begin Given data
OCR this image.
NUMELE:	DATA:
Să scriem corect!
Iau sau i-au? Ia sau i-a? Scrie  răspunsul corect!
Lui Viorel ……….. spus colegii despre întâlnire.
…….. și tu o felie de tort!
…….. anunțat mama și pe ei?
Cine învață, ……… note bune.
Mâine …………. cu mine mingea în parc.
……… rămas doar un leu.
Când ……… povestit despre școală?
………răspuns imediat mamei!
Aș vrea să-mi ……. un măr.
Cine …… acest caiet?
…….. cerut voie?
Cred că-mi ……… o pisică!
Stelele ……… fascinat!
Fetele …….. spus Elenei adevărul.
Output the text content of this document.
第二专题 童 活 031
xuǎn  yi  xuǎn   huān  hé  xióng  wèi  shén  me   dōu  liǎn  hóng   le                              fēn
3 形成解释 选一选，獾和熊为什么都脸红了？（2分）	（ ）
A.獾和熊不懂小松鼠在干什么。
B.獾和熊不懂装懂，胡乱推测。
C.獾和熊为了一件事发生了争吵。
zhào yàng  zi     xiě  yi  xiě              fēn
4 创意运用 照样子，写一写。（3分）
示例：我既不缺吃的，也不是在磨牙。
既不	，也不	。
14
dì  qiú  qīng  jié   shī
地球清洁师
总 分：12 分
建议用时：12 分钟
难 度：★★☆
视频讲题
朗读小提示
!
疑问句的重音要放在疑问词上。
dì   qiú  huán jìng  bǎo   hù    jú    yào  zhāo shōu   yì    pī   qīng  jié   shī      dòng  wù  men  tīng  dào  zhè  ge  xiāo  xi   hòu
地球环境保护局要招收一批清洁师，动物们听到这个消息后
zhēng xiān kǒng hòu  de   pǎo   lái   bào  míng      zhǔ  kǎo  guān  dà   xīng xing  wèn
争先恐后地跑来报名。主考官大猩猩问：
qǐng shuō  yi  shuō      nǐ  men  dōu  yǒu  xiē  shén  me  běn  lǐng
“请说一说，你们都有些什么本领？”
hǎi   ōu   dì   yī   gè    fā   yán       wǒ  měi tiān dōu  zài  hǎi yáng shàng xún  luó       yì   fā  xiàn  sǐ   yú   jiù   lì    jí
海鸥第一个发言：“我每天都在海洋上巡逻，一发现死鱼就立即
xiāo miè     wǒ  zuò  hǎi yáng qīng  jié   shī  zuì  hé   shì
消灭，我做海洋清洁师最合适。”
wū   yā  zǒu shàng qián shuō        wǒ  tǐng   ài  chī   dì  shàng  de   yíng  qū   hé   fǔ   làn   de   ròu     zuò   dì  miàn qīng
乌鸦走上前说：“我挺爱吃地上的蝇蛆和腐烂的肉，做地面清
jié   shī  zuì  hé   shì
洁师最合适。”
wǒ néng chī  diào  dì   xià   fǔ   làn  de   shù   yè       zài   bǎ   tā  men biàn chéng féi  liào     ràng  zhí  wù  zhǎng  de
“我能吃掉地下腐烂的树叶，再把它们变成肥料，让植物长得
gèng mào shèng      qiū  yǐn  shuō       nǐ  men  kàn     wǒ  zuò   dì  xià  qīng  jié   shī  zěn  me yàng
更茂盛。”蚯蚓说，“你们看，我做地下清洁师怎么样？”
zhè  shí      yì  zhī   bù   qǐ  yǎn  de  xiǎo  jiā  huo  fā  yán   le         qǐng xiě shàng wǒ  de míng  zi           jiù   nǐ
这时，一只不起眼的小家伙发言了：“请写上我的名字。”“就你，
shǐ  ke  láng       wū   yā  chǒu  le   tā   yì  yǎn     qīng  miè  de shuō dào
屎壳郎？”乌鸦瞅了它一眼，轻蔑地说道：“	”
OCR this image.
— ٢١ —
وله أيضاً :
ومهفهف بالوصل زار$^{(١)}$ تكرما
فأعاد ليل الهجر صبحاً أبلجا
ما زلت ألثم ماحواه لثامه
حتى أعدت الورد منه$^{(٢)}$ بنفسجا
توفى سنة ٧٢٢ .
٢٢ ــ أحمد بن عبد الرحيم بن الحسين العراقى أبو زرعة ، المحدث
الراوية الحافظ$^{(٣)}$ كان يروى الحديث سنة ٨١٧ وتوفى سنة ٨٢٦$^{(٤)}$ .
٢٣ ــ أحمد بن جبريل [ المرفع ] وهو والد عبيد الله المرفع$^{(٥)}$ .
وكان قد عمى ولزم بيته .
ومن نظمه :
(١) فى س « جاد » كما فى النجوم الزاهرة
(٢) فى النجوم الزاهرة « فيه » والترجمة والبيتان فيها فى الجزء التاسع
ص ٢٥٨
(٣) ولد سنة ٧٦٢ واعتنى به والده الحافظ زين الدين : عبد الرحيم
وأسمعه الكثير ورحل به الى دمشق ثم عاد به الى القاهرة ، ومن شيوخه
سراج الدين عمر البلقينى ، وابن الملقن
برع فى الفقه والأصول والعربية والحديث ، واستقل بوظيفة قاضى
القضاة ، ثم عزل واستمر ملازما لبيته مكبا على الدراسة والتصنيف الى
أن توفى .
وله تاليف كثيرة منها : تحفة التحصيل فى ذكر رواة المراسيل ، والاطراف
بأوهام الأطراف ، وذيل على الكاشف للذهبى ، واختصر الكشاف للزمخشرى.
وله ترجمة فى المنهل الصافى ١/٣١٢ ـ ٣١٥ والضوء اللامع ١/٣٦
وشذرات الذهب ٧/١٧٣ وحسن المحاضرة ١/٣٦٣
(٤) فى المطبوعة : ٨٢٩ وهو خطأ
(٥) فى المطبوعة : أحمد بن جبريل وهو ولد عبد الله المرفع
end Given data
**What the exercise asks:**
From the listing above, extract all records word for word.

**Written answer:**
OCR this image.
NUMELE:	DATA:
Să scriem corect!
Iau sau i-au? Ia sau i-a? Scrie  răspunsul corect!
Lui Viorel ……….. spus colegii despre întâlnire.
…….. și tu o felie de tort!
…….. anunțat mama și pe ei?
Cine învață, ……… note bune.
Mâine …………. cu mine mingea în parc.
……… rămas doar un leu.
Când ……… povestit despre școală?
………răspuns imediat mamei!
Aș vrea să-mi ……. un măr.
Cine …… acest caiet?
…….. cerut voie?
Cred că-mi ……… o pisică!
Stelele ……… fascinat!
Fetele …….. spus Elenei adevărul.
Output the text content of this document.
第二专题 童 活 031
xuǎn  yi  xuǎn   huān  hé  xióng  wèi  shén  me   dōu  liǎn  hóng   le                              fēn
3 形成解释 选一选，獾和熊为什么都脸红了？（2分）	（ ）
A.獾和熊不懂小松鼠在干什么。
B.獾和熊不懂装懂，胡乱推测。
C.獾和熊为了一件事发生了争吵。
zhào yàng  zi     xiě  yi  xiě              fēn
4 创意运用 照样子，写一写。（3分）
示例：我既不缺吃的，也不是在磨牙。
既不	，也不	。
14
dì  qiú  qīng  jié   shī
地球清洁师
总 分：12 分
建议用时：12 分钟
难 度：★★☆
视频讲题
朗读小提示
!
疑问句的重音要放在疑问词上。
dì   qiú  huán jìng  bǎo   hù    jú    yào  zhāo shōu   yì    pī   qīng  jié   shī      dòng  wù  men  tīng  dào  zhè  ge  xiāo  xi   hòu
地球环境保护局要招收一批清洁师，动物们听到这个消息后
zhēng xiān kǒng hòu  de   pǎo   lái   bào  míng      zhǔ  kǎo  guān  dà   xīng xing  wèn
争先恐后地跑来报名。主考官大猩猩问：
qǐng shuō  yi  shuō      nǐ  men  dōu  yǒu  xiē  shén  me  běn  lǐng
“请说一说，你们都有些什么本领？”
hǎi   ōu   dì   yī   gè    fā   yán       wǒ  měi tiān dōu  zài  hǎi yáng shàng xún  luó       yì   fā  xiàn  sǐ   yú   jiù   lì    jí
海鸥第一个发言：“我每天都在海洋上巡逻，一发现死鱼就立即
xiāo miè     wǒ  zuò  hǎi yáng qīng  jié   shī  zuì  hé   shì
消灭，我做海洋清洁师最合适。”
wū   yā  zǒu shàng qián shuō        wǒ  tǐng   ài  chī   dì  shàng  de   yíng  qū   hé   fǔ   làn   de   ròu     zuò   dì  miàn qīng
乌鸦走上前说：“我挺爱吃地上的蝇蛆和腐烂的肉，做地面清
jié   shī  zuì  hé   shì
洁师最合适。”
wǒ néng chī  diào  dì   xià   fǔ   làn  de   shù   yè       zài   bǎ   tā  men biàn chéng féi  liào     ràng  zhí  wù  zhǎng  de
“我能吃掉地下腐烂的树叶，再把它们变成肥料，让植物长得
gèng mào shèng      qiū  yǐn  shuō       nǐ  men  kàn     wǒ  zuò   dì  xià  qīng  jié   shī  zěn  me yàng
更茂盛。”蚯蚓说，“你们看，我做地下清洁师怎么样？”
zhè  shí      yì  zhī   bù   qǐ  yǎn  de  xiǎo  jiā  huo  fā  yán   le         qǐng xiě shàng wǒ  de míng  zi           jiù   nǐ
这时，一只不起眼的小家伙发言了：“请写上我的名字。”“就你，
shǐ  ke  láng       wū   yā  chǒu  le   tā   yì  yǎn     qīng  miè  de shuō dào
屎壳郎？”乌鸦瞅了它一眼，轻蔑地说道：“	”
OCR this image.
— ٢١ —
وله أيضاً :
ومهفهف بالوصل زار$^{(١)}$ تكرما
فأعاد ليل الهجر صبحاً أبلجا
ما زلت ألثم ماحواه لثامه
حتى أعدت الورد منه$^{(٢)}$ بنفسجا
توفى سنة ٧٢٢ .
٢٢ ــ أحمد بن عبد الرحيم بن الحسين العراقى أبو زرعة ، المحدث
الراوية الحافظ$^{(٣)}$ كان يروى الحديث سنة ٨١٧ وتوفى سنة ٨٢٦$^{(٤)}$ .
٢٣ ــ أحمد بن جبريل [ المرفع ] وهو والد عبيد الله المرفع$^{(٥)}$ .
وكان قد عمى ولزم بيته .
ومن نظمه :
(١) فى س « جاد » كما فى النجوم الزاهرة
(٢) فى النجوم الزاهرة « فيه » والترجمة والبيتان فيها فى الجزء التاسع
ص ٢٥٨
(٣) ولد سنة ٧٦٢ واعتنى به والده الحافظ زين الدين : عبد الرحيم
وأسمعه الكثير ورحل به الى دمشق ثم عاد به الى القاهرة ، ومن شيوخه
سراج الدين عمر البلقينى ، وابن الملقن
برع فى الفقه والأصول والعربية والحديث ، واستقل بوظيفة قاضى
القضاة ، ثم عزل واستمر ملازما لبيته مكبا على الدراسة والتصنيف الى
أن توفى .
وله تاليف كثيرة منها : تحفة التحصيل فى ذكر رواة المراسيل ، والاطراف
بأوهام الأطراف ، وذيل على الكاشف للذهبى ، واختصر الكشاف للزمخشرى.
وله ترجمة فى المنهل الصافى ١/٣١٢ ـ ٣١٥ والضوء اللامع ١/٣٦
وشذرات الذهب ٧/١٧٣ وحسن المحاضرة ١/٣٦٣
(٤) فى المطبوعة : ٨٢٩ وهو خطأ
(٥) فى المطبوعة : أحمد بن جبريل وهو ولد عبد الله المرفع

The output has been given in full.